-- Required work --
Produce a verbatim transcription of the records below, beginning at the line containing "Read out every word on this page." and ending at the final line; include only those lines.

Collected data

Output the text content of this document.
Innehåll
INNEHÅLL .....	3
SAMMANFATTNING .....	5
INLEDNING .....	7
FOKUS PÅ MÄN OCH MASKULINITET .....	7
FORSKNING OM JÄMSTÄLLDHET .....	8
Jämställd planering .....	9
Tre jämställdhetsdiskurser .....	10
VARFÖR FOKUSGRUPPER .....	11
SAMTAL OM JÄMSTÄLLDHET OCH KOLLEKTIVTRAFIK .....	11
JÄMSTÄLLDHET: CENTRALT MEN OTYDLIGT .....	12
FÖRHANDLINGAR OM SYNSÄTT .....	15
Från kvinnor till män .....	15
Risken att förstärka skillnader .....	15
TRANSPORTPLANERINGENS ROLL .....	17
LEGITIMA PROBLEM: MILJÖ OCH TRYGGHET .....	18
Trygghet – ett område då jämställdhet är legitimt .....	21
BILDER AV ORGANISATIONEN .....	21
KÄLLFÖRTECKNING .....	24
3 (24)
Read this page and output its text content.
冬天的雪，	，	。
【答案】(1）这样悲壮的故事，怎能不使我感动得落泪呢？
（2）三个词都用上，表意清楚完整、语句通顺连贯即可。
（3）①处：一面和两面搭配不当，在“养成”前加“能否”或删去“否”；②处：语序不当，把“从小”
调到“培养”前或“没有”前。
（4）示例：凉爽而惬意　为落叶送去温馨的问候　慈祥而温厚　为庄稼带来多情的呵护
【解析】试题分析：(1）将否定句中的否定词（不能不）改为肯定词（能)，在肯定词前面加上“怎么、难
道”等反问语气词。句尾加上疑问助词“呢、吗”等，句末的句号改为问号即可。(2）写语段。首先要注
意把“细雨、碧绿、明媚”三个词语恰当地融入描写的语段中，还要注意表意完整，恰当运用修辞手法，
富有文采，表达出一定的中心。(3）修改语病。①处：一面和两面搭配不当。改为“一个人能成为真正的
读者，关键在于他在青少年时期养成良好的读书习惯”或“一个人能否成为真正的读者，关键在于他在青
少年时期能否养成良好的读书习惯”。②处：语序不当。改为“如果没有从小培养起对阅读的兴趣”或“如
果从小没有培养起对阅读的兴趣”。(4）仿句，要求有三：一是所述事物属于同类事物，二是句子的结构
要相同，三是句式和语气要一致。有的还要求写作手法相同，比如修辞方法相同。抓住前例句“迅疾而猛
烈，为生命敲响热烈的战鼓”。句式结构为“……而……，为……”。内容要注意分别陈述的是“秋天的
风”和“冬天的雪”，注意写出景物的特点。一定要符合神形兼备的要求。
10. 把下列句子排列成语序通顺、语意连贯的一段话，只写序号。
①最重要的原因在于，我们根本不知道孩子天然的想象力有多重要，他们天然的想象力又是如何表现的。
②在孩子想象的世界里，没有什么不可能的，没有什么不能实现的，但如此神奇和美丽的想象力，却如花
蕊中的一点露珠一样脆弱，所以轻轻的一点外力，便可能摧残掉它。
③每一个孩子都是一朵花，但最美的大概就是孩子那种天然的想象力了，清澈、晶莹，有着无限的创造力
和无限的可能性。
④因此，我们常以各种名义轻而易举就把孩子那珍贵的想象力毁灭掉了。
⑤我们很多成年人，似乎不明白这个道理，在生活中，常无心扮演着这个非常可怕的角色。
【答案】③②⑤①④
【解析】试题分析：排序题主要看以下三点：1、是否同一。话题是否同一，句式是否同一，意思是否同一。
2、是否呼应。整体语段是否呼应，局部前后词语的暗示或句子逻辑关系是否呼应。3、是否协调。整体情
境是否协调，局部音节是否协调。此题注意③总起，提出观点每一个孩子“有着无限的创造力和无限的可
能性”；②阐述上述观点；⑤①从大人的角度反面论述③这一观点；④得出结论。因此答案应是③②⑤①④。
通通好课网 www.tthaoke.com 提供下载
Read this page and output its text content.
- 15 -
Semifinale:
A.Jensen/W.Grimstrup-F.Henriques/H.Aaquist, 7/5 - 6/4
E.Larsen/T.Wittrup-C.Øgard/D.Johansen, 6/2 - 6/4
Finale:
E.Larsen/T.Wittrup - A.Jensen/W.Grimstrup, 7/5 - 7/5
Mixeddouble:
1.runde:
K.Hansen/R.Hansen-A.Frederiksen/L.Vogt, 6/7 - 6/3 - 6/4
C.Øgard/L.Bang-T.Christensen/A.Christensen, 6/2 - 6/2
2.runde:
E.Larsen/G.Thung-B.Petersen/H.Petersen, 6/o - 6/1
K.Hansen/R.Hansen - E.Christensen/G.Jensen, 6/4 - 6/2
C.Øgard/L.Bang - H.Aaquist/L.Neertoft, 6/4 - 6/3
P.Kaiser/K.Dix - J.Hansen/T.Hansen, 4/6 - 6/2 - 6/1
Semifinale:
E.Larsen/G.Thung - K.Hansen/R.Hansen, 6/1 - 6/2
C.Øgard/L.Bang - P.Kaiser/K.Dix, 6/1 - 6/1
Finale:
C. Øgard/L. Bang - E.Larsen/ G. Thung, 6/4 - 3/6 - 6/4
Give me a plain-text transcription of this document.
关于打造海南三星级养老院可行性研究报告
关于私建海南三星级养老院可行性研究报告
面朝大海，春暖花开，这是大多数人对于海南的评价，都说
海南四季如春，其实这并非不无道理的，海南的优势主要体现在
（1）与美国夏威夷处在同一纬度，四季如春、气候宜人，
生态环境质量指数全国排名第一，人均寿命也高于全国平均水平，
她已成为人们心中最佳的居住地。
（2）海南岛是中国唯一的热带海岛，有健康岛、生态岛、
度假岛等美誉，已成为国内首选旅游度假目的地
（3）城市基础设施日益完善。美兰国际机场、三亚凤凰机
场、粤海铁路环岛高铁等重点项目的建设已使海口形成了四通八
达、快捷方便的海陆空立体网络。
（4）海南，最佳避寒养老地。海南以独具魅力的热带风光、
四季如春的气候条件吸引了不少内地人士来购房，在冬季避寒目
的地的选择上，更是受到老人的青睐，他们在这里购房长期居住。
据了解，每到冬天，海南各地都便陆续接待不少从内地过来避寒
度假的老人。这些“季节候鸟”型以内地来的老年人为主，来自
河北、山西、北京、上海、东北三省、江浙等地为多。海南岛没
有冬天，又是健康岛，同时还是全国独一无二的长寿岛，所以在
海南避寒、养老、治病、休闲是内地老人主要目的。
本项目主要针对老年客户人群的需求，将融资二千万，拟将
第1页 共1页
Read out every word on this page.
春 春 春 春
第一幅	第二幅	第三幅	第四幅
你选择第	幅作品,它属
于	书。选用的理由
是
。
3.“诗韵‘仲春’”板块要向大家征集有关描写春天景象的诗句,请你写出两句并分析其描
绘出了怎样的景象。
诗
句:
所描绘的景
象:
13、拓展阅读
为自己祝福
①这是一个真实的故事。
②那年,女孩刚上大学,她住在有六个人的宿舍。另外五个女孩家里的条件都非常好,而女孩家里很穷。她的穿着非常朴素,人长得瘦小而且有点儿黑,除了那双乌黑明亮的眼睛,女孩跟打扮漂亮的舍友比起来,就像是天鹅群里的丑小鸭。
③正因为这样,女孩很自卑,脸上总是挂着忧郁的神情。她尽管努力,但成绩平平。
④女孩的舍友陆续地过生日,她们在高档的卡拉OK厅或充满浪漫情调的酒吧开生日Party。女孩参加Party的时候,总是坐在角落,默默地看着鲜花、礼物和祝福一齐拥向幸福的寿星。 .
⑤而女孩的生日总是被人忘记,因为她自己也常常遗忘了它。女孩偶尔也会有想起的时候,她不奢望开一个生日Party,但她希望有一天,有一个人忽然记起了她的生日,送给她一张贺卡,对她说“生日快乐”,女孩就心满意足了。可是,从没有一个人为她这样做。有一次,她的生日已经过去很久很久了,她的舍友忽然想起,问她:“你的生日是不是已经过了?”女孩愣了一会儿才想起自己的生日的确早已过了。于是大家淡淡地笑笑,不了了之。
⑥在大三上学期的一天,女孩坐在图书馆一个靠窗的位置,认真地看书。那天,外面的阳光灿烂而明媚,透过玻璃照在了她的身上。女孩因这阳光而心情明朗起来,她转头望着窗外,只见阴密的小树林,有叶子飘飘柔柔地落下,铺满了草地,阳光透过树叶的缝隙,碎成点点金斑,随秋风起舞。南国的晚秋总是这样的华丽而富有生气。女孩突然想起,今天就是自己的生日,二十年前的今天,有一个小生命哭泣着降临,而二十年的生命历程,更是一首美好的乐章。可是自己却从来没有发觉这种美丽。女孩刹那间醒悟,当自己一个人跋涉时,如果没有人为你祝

-- Exercise solution --
Read out every word on this page.
春 春 春 春
第一幅	第二幅	第三幅	第四幅
你选择第	幅作品,它属
于	书。选用的理由
是
。
3.“诗韵‘仲春’”板块要向大家征集有关描写春天景象的诗句,请你写出两句并分析其描
绘出了怎样的景象。
诗
句:
所描绘的景
象:
13、拓展阅读
为自己祝福
①这是一个真实的故事。
②那年,女孩刚上大学,她住在有六个人的宿舍。另外五个女孩家里的条件都非常好,而女孩家里很穷。她的穿着非常朴素,人长得瘦小而且有点儿黑,除了那双乌黑明亮的眼睛,女孩跟打扮漂亮的舍友比起来,就像是天鹅群里的丑小鸭。
③正因为这样,女孩很自卑,脸上总是挂着忧郁的神情。她尽管努力,但成绩平平。
④女孩的舍友陆续地过生日,她们在高档的卡拉OK厅或充满浪漫情调的酒吧开生日Party。女孩参加Party的时候,总是坐在角落,默默地看着鲜花、礼物和祝福一齐拥向幸福的寿星。 .
⑤而女孩的生日总是被人忘记,因为她自己也常常遗忘了它。女孩偶尔也会有想起的时候,她不奢望开一个生日Party,但她希望有一天,有一个人忽然记起了她的生日,送给她一张贺卡,对她说“生日快乐”,女孩就心满意足了。可是,从没有一个人为她这样做。有一次,她的生日已经过去很久很久了,她的舍友忽然想起,问她:“你的生日是不是已经过了?”女孩愣了一会儿才想起自己的生日的确早已过了。于是大家淡淡地笑笑,不了了之。
⑥在大三上学期的一天,女孩坐在图书馆一个靠窗的位置,认真地看书。那天,外面的阳光灿烂而明媚,透过玻璃照在了她的身上。女孩因这阳光而心情明朗起来,她转头望着窗外,只见阴密的小树林,有叶子飘飘柔柔地落下,铺满了草地,阳光透过树叶的缝隙,碎成点点金斑,随秋风起舞。南国的晚秋总是这样的华丽而富有生气。女孩突然想起,今天就是自己的生日,二十年前的今天,有一个小生命哭泣着降临,而二十年的生命历程,更是一首美好的乐章。可是自己却从来没有发觉这种美丽。女孩刹那间醒悟,当自己一个人跋涉时,如果没有人为你祝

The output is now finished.